== PROBLEM TO SOLVE ==
Please retype the records below exactly, leaving out any pictures.

________________________

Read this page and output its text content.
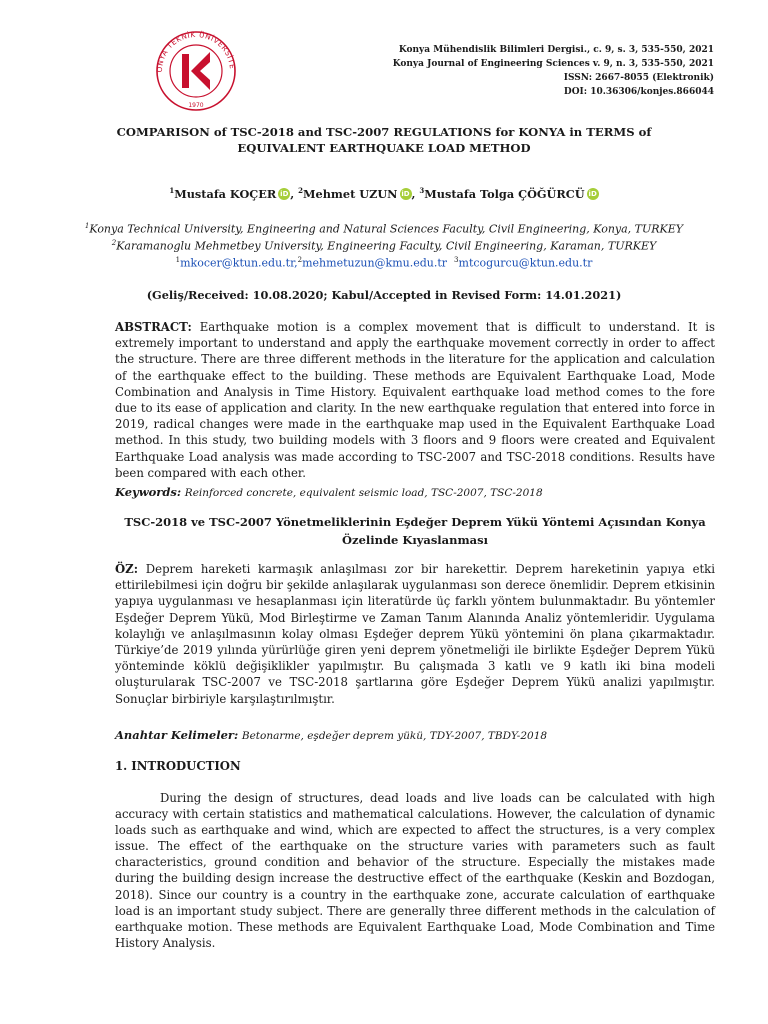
ONYA TEKNİK ÜNİVERSİTE
1970
Konya Mühendislik Bilimleri Dergisi., c. 9, s. 3, 535-550, 2021
Konya Journal of Engineering Sciences v. 9, n. 3, 535-550, 2021
ISSN: 2667-8055 (Elektronik)
DOI: 10.36306/konjes.866044
COMPARISON of TSC-2018 and TSC-2007 REGULATIONS for KONYA in TERMS of
EQUIVALENT EARTHQUAKE LOAD METHOD
$^1$Mustafa KOÇER iD , $^2$Mehmet UZUN iD , $^3$Mustafa Tolga ÇÖĞÜRCÜ iD
$^1$Konya Technical University, Engineering and Natural Sciences Faculty, Civil Engineering, Konya, TURKEY
$^2$Karamanoglu Mehmetbey University, Engineering Faculty, Civil Engineering, Karaman, TURKEY
$^1$mkocer@ktun.edu.tr,$^2$mehmetuzun@kmu.edu.tr $^3$mtcogurcu@ktun.edu.tr
(Geliş/Received: 10.08.2020; Kabul/Accepted in Revised Form: 14.01.2021)
ABSTRACT: Earthquake motion is a complex movement that is difficult to understand. It is extremely important to understand and apply the earthquake movement correctly in order to affect the structure. There are three different methods in the literature for the application and calculation of the earthquake effect to the building. These methods are Equivalent Earthquake Load, Mode Combination and Analysis in Time History. Equivalent earthquake load method comes to the fore due to its ease of application and clarity. In the new earthquake regulation that entered into force in 2019, radical changes were made in the earthquake map used in the Equivalent Earthquake Load method. In this study, two building models with 3 floors and 9 floors were created and Equivalent Earthquake Load analysis was made according to TSC-2007 and TSC-2018 conditions. Results have been compared with each other.
Keywords: Reinforced concrete, equivalent seismic load, TSC-2007, TSC-2018
TSC-2018 ve TSC-2007 Yönetmeliklerinin Eşdeğer Deprem Yükü Yöntemi Açısından Konya Özelinde Kıyaslanması
ÖZ: Deprem hareketi karmaşık anlaşılması zor bir harekettir. Deprem hareketinin yapıya etki ettirilebilmesi için doğru bir şekilde anlaşılarak uygulanması son derece önemlidir. Deprem etkisinin yapıya uygulanması ve hesaplanması için literatürde üç farklı yöntem bulunmaktadır. Bu yöntemler Eşdeğer Deprem Yükü, Mod Birleştirme ve Zaman Tanım Alanında Analiz yöntemleridir. Uygulama kolaylığı ve anlaşılmasının kolay olması Eşdeğer deprem Yükü yöntemini ön plana çıkarmaktadır. Türkiye’de 2019 yılında yürürlüğe giren yeni deprem yönetmeliği ile birlikte Eşdeğer Deprem Yükü yönteminde köklü değişiklikler yapılmıştır. Bu çalışmada 3 katlı ve 9 katlı iki bina modeli oluşturularak TSC-2007 ve TSC-2018 şartlarına göre Eşdeğer Deprem Yükü analizi yapılmıştır. Sonuçlar birbiriyle karşılaştırılmıştır.
Anahtar Kelimeler: Betonarme, eşdeğer deprem yükü, TDY-2007, TBDY-2018
1. INTRODUCTION
During the design of structures, dead loads and live loads can be calculated with high accuracy with certain statistics and mathematical calculations. However, the calculation of dynamic loads such as earthquake and wind, which are expected to affect the structures, is a very complex issue. The effect of the earthquake on the structure varies with parameters such as fault characteristics, ground condition and behavior of the structure. Especially the mistakes made during the building design increase the destructive effect of the earthquake (Keskin and Bozdogan, 2018). Since our country is a country in the earthquake zone, accurate calculation of earthquake load is an important study subject. There are generally three different methods in the calculation of earthquake motion. These methods are Equivalent Earthquake Load, Mode Combination and Time History Analysis.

________________________

== OUTPUT ==
Read this page and output its text content.
ONYA TEKNİK ÜNİVERSİTE
1970
Konya Mühendislik Bilimleri Dergisi., c. 9, s. 3, 535-550, 2021
Konya Journal of Engineering Sciences v. 9, n. 3, 535-550, 2021
ISSN: 2667-8055 (Elektronik)
DOI: 10.36306/konjes.866044
COMPARISON of TSC-2018 and TSC-2007 REGULATIONS for KONYA in TERMS of
EQUIVALENT EARTHQUAKE LOAD METHOD
$^1$Mustafa KOÇER iD , $^2$Mehmet UZUN iD , $^3$Mustafa Tolga ÇÖĞÜRCÜ iD
$^1$Konya Technical University, Engineering and Natural Sciences Faculty, Civil Engineering, Konya, TURKEY
$^2$Karamanoglu Mehmetbey University, Engineering Faculty, Civil Engineering, Karaman, TURKEY
$^1$mkocer@ktun.edu.tr,$^2$mehmetuzun@kmu.edu.tr $^3$mtcogurcu@ktun.edu.tr
(Geliş/Received: 10.08.2020; Kabul/Accepted in Revised Form: 14.01.2021)
ABSTRACT: Earthquake motion is a complex movement that is difficult to understand. It is extremely important to understand and apply the earthquake movement correctly in order to affect the structure. There are three different methods in the literature for the application and calculation of the earthquake effect to the building. These methods are Equivalent Earthquake Load, Mode Combination and Analysis in Time History. Equivalent earthquake load method comes to the fore due to its ease of application and clarity. In the new earthquake regulation that entered into force in 2019, radical changes were made in the earthquake map used in the Equivalent Earthquake Load method. In this study, two building models with 3 floors and 9 floors were created and Equivalent Earthquake Load analysis was made according to TSC-2007 and TSC-2018 conditions. Results have been compared with each other.
Keywords: Reinforced concrete, equivalent seismic load, TSC-2007, TSC-2018
TSC-2018 ve TSC-2007 Yönetmeliklerinin Eşdeğer Deprem Yükü Yöntemi Açısından Konya Özelinde Kıyaslanması
ÖZ: Deprem hareketi karmaşık anlaşılması zor bir harekettir. Deprem hareketinin yapıya etki ettirilebilmesi için doğru bir şekilde anlaşılarak uygulanması son derece önemlidir. Deprem etkisinin yapıya uygulanması ve hesaplanması için literatürde üç farklı yöntem bulunmaktadır. Bu yöntemler Eşdeğer Deprem Yükü, Mod Birleştirme ve Zaman Tanım Alanında Analiz yöntemleridir. Uygulama kolaylığı ve anlaşılmasının kolay olması Eşdeğer deprem Yükü yöntemini ön plana çıkarmaktadır. Türkiye’de 2019 yılında yürürlüğe giren yeni deprem yönetmeliği ile birlikte Eşdeğer Deprem Yükü yönteminde köklü değişiklikler yapılmıştır. Bu çalışmada 3 katlı ve 9 katlı iki bina modeli oluşturularak TSC-2007 ve TSC-2018 şartlarına göre Eşdeğer Deprem Yükü analizi yapılmıştır. Sonuçlar birbiriyle karşılaştırılmıştır.
Anahtar Kelimeler: Betonarme, eşdeğer deprem yükü, TDY-2007, TBDY-2018
1. INTRODUCTION
During the design of structures, dead loads and live loads can be calculated with high accuracy with certain statistics and mathematical calculations. However, the calculation of dynamic loads such as earthquake and wind, which are expected to affect the structures, is a very complex issue. The effect of the earthquake on the structure varies with parameters such as fault characteristics, ground condition and behavior of the structure. Especially the mistakes made during the building design increase the destructive effect of the earthquake (Keskin and Bozdogan, 2018). Since our country is a country in the earthquake zone, accurate calculation of earthquake load is an important study subject. There are generally three different methods in the calculation of earthquake motion. These methods are Equivalent Earthquake Load, Mode Combination and Time History Analysis.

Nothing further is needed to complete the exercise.